Data excerpts

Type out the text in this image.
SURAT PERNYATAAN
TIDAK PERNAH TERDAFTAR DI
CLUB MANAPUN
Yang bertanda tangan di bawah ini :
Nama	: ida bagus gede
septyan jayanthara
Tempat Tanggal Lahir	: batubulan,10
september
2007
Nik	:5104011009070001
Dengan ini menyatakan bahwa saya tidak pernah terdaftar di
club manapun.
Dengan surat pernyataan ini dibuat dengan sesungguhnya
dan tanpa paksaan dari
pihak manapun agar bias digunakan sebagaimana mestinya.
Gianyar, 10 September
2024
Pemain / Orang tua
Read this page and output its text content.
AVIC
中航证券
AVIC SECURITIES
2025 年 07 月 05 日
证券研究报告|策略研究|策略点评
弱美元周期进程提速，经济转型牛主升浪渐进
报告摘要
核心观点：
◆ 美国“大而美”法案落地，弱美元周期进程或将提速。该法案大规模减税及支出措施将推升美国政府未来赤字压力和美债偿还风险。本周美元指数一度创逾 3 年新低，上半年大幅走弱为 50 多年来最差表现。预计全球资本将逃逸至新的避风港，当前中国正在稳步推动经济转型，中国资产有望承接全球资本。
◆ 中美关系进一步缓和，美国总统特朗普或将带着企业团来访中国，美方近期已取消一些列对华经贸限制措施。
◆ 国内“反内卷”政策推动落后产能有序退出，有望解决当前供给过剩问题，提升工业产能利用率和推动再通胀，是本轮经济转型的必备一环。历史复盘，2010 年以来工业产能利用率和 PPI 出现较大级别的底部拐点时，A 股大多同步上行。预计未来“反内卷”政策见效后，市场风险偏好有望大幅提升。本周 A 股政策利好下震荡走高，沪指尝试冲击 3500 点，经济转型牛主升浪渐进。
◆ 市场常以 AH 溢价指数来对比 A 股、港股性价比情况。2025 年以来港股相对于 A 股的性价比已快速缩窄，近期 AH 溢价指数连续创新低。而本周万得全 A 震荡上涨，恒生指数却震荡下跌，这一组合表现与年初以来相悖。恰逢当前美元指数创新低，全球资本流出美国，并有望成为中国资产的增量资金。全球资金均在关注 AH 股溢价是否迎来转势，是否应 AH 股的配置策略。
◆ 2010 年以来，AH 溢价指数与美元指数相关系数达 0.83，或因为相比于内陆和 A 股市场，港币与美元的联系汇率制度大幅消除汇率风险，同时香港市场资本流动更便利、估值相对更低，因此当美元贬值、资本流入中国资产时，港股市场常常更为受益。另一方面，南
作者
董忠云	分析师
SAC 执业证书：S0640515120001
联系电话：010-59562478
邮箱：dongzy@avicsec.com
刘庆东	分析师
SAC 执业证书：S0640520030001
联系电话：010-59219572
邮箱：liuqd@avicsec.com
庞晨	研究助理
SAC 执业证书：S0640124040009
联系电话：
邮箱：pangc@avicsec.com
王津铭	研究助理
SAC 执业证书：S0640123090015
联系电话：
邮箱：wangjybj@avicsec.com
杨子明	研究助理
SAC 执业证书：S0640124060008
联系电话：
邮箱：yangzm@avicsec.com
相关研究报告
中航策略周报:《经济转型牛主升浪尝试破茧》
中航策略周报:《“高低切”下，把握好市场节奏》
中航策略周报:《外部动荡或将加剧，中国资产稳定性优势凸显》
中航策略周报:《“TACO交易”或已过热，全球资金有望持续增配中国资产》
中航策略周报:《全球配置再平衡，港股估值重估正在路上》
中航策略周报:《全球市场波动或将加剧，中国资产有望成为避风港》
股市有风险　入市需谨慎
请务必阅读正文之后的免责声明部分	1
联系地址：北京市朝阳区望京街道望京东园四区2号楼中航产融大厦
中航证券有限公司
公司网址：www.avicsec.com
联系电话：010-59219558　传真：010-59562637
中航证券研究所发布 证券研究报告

*Objective:* Make an exact copy of the data above.

*Response below:*
Type out the text in this image.
SURAT PERNYATAAN
TIDAK PERNAH TERDAFTAR DI
CLUB MANAPUN
Yang bertanda tangan di bawah ini :
Nama	: ida bagus gede
septyan jayanthara
Tempat Tanggal Lahir	: batubulan,10
september
2007
Nik	:5104011009070001
Dengan ini menyatakan bahwa saya tidak pernah terdaftar di
club manapun.
Dengan surat pernyataan ini dibuat dengan sesungguhnya
dan tanpa paksaan dari
pihak manapun agar bias digunakan sebagaimana mestinya.
Gianyar, 10 September
2024
Pemain / Orang tua
Read this page and output its text content.
AVIC
中航证券
AVIC SECURITIES
2025 年 07 月 05 日
证券研究报告|策略研究|策略点评
弱美元周期进程提速，经济转型牛主升浪渐进
报告摘要
核心观点：
◆ 美国“大而美”法案落地，弱美元周期进程或将提速。该法案大规模减税及支出措施将推升美国政府未来赤字压力和美债偿还风险。本周美元指数一度创逾 3 年新低，上半年大幅走弱为 50 多年来最差表现。预计全球资本将逃逸至新的避风港，当前中国正在稳步推动经济转型，中国资产有望承接全球资本。
◆ 中美关系进一步缓和，美国总统特朗普或将带着企业团来访中国，美方近期已取消一些列对华经贸限制措施。
◆ 国内“反内卷”政策推动落后产能有序退出，有望解决当前供给过剩问题，提升工业产能利用率和推动再通胀，是本轮经济转型的必备一环。历史复盘，2010 年以来工业产能利用率和 PPI 出现较大级别的底部拐点时，A 股大多同步上行。预计未来“反内卷”政策见效后，市场风险偏好有望大幅提升。本周 A 股政策利好下震荡走高，沪指尝试冲击 3500 点，经济转型牛主升浪渐进。
◆ 市场常以 AH 溢价指数来对比 A 股、港股性价比情况。2025 年以来港股相对于 A 股的性价比已快速缩窄，近期 AH 溢价指数连续创新低。而本周万得全 A 震荡上涨，恒生指数却震荡下跌，这一组合表现与年初以来相悖。恰逢当前美元指数创新低，全球资本流出美国，并有望成为中国资产的增量资金。全球资金均在关注 AH 股溢价是否迎来转势，是否应 AH 股的配置策略。
◆ 2010 年以来，AH 溢价指数与美元指数相关系数达 0.83，或因为相比于内陆和 A 股市场，港币与美元的联系汇率制度大幅消除汇率风险，同时香港市场资本流动更便利、估值相对更低，因此当美元贬值、资本流入中国资产时，港股市场常常更为受益。另一方面，南
作者
董忠云	分析师
SAC 执业证书：S0640515120001
联系电话：010-59562478
邮箱：dongzy@avicsec.com
刘庆东	分析师
SAC 执业证书：S0640520030001
联系电话：010-59219572
邮箱：liuqd@avicsec.com
庞晨	研究助理
SAC 执业证书：S0640124040009
联系电话：
邮箱：pangc@avicsec.com
王津铭	研究助理
SAC 执业证书：S0640123090015
联系电话：
邮箱：wangjybj@avicsec.com
杨子明	研究助理
SAC 执业证书：S0640124060008
联系电话：
邮箱：yangzm@avicsec.com
相关研究报告
中航策略周报:《经济转型牛主升浪尝试破茧》
中航策略周报:《“高低切”下，把握好市场节奏》
中航策略周报:《外部动荡或将加剧，中国资产稳定性优势凸显》
中航策略周报:《“TACO交易”或已过热，全球资金有望持续增配中国资产》
中航策略周报:《全球配置再平衡，港股估值重估正在路上》
中航策略周报:《全球市场波动或将加剧，中国资产有望成为避风港》
股市有风险　入市需谨慎
请务必阅读正文之后的免责声明部分	1
联系地址：北京市朝阳区望京街道望京东园四区2号楼中航产融大厦
中航证券有限公司
公司网址：www.avicsec.com
联系电话：010-59219558　传真：010-59562637
中航证券研究所发布 证券研究报告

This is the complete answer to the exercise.